PROBLEM DETAILS =
Find each line with the word "values" and say how many there are, nothing else.

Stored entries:
------------------------------------------------------------
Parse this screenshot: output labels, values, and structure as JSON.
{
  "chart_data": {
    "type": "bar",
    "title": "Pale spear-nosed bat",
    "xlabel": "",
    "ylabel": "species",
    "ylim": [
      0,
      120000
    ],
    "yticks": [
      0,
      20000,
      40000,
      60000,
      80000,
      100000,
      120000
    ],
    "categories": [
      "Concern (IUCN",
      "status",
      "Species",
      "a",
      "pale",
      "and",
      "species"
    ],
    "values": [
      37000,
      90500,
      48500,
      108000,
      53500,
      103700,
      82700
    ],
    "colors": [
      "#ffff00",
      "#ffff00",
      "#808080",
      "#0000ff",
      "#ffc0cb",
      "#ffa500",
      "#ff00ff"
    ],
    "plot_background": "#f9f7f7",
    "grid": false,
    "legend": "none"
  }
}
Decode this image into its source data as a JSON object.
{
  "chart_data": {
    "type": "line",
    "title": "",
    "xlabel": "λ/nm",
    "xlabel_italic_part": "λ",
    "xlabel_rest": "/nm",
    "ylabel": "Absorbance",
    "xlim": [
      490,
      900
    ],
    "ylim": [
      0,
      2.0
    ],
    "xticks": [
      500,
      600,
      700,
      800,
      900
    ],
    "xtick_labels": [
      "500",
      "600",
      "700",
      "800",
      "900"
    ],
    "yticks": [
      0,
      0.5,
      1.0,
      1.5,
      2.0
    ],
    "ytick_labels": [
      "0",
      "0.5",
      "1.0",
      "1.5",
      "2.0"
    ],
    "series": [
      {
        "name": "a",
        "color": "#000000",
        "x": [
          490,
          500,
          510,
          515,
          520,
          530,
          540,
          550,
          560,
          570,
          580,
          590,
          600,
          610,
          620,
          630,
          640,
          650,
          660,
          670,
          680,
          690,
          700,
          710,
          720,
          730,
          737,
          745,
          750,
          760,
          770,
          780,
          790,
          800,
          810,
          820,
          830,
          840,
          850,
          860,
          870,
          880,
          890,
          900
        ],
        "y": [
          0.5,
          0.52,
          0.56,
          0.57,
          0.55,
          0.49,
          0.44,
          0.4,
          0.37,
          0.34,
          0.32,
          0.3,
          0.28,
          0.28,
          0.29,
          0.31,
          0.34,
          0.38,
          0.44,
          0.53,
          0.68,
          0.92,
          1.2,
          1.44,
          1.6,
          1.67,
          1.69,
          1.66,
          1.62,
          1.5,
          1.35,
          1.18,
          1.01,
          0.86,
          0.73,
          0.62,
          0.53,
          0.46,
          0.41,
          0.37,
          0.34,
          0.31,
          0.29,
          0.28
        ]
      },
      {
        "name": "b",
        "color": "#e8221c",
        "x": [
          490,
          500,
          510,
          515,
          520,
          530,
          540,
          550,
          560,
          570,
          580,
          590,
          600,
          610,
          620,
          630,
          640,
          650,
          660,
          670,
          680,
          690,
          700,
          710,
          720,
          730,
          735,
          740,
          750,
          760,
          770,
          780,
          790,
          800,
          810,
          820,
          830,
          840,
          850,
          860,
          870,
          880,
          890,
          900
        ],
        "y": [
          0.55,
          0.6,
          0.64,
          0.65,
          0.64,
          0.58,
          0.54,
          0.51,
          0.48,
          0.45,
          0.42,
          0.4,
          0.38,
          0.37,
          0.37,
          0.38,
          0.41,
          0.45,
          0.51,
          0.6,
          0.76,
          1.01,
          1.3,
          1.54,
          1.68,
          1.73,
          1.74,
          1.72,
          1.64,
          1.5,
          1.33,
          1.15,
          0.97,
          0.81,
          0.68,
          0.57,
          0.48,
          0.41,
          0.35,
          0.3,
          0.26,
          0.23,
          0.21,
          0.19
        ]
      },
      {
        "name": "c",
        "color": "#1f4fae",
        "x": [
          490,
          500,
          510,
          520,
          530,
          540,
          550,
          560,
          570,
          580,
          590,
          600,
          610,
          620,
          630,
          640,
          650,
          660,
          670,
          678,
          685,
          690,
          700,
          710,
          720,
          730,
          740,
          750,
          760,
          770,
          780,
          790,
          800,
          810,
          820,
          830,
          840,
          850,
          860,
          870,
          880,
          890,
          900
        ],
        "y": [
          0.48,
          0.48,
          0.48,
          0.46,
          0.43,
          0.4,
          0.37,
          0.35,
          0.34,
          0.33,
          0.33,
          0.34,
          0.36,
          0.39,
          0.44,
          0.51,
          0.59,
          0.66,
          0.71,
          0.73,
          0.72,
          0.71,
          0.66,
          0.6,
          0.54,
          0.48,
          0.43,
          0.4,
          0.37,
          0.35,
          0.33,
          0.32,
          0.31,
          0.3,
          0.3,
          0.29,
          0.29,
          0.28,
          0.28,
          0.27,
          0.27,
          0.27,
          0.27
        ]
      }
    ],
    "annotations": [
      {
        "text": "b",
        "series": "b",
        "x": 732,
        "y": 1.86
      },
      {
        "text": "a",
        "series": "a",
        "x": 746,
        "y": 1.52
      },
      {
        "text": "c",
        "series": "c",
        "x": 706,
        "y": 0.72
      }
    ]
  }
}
------------------------------------------------------------
PROBLEM SOLUTION =
2